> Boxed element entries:

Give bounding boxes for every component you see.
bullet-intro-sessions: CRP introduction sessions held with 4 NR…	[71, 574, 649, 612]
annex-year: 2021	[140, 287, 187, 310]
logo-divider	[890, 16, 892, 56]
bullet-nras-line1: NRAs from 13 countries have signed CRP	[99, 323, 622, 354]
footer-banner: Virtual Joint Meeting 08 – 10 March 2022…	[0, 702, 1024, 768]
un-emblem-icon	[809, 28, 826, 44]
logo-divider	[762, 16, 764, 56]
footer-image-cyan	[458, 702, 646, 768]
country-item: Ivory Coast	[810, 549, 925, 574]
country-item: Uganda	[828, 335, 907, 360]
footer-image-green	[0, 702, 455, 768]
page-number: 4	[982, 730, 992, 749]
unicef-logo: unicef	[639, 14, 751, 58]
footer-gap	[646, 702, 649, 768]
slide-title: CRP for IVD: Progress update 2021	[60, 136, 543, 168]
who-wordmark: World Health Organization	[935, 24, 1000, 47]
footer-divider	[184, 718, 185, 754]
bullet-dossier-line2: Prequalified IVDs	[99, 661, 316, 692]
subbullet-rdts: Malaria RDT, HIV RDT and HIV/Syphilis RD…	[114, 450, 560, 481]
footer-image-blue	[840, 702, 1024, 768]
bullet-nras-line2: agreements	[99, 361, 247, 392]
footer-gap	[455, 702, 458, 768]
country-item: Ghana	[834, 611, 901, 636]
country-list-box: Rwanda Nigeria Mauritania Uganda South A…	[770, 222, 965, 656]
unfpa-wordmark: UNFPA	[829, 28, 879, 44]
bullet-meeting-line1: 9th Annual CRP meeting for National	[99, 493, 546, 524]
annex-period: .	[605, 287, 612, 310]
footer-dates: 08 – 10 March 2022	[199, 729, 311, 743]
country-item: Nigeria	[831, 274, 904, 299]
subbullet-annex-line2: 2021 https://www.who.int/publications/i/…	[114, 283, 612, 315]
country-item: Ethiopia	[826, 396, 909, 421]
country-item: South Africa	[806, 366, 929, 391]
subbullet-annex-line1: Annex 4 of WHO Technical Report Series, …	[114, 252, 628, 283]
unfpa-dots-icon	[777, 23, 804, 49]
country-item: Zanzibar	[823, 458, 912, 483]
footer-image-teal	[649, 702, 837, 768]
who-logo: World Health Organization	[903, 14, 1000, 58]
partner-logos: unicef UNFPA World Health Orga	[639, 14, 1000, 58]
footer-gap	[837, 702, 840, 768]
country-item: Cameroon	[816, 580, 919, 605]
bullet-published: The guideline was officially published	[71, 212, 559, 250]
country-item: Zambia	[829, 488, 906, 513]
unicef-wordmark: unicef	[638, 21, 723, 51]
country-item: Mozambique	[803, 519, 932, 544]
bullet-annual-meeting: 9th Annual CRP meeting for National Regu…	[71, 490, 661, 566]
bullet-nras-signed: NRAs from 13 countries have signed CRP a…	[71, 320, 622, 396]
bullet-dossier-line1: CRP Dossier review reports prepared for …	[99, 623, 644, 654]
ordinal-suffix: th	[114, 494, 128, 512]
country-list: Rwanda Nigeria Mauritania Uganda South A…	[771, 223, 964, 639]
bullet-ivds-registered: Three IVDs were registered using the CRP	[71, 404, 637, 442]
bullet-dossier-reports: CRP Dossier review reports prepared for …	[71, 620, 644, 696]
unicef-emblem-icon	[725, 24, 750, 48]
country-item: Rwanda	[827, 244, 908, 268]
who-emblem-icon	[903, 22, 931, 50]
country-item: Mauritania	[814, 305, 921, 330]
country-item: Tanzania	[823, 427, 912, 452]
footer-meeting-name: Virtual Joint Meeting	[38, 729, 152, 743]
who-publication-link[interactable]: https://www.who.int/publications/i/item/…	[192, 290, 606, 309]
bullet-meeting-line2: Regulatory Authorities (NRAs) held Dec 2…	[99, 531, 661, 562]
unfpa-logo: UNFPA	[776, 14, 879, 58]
==
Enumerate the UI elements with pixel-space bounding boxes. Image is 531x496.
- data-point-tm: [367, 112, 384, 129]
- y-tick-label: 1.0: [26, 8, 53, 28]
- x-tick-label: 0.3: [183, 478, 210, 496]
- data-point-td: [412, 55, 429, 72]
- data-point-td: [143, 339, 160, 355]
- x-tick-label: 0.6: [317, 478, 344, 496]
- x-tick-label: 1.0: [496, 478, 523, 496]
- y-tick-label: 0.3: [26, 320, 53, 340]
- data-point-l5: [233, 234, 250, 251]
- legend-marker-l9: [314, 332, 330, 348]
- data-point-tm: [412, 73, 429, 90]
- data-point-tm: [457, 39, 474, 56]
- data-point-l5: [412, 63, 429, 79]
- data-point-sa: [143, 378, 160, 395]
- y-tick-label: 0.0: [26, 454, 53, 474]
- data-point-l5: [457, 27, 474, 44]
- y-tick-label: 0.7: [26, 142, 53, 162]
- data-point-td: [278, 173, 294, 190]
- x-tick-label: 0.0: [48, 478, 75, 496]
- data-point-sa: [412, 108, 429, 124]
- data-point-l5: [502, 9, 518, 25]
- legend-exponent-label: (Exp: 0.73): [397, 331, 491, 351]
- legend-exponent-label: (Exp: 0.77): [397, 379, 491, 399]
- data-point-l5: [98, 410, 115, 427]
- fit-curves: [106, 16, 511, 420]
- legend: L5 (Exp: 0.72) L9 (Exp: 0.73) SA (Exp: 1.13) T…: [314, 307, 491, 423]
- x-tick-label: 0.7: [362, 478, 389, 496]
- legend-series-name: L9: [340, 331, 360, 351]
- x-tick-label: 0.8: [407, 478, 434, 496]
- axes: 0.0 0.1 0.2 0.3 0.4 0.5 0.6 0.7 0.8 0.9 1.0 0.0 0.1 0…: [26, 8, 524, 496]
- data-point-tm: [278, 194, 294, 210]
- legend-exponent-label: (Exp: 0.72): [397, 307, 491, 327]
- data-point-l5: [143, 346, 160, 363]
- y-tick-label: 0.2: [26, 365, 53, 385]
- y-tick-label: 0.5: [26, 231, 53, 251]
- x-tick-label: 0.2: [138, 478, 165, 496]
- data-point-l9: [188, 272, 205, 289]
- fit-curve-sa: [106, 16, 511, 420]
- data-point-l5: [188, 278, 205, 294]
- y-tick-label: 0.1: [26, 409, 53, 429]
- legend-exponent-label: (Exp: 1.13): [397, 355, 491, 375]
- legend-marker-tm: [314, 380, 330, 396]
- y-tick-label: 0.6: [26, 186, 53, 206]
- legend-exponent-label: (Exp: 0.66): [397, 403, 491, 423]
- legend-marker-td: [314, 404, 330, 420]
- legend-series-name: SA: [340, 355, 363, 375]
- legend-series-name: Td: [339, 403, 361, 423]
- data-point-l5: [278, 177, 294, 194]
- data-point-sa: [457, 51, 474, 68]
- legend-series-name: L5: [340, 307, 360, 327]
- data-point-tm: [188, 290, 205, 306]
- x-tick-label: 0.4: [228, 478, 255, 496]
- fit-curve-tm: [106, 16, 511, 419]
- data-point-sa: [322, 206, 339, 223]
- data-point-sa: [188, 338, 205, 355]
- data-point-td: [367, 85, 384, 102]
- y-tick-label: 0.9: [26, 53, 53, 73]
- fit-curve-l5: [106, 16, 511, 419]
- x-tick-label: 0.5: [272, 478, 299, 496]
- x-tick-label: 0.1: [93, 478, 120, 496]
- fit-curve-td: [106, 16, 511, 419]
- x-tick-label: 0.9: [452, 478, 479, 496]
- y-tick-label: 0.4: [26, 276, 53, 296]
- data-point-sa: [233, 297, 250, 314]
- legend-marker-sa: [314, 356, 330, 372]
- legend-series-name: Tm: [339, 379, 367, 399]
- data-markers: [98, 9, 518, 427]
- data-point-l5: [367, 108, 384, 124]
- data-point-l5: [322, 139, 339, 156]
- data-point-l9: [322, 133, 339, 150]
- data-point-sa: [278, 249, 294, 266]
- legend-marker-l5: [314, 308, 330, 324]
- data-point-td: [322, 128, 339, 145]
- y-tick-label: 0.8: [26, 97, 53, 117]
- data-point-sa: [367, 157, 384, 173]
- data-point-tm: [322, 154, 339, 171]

> Aim of the exercise:
Rewrite everything from the line containing "Enumerate the UI" down to the line containing "- data-point-l5: [412, 63, 429, 79]" in the data as a JSON list of strings, with one string per line and blank lines left out.

> Exercise result:
[
  "Enumerate the UI elements with pixel-space bounding boxes. Image is 531x496.",
  "- data-point-tm: [367, 112, 384, 129]",
  "- y-tick-label: 1.0: [26, 8, 53, 28]",
  "- x-tick-label: 0.3: [183, 478, 210, 496]",
  "- data-point-td: [412, 55, 429, 72]",
  "- data-point-td: [143, 339, 160, 355]",
  "- x-tick-label: 0.6: [317, 478, 344, 496]",
  "- x-tick-label: 1.0: [496, 478, 523, 496]",
  "- y-tick-label: 0.3: [26, 320, 53, 340]",
  "- data-point-l5: [233, 234, 250, 251]",
  "- legend-marker-l9: [314, 332, 330, 348]",
  "- data-point-tm: [412, 73, 429, 90]",
  "- data-point-tm: [457, 39, 474, 56]",
  "- data-point-l5: [412, 63, 429, 79]"
]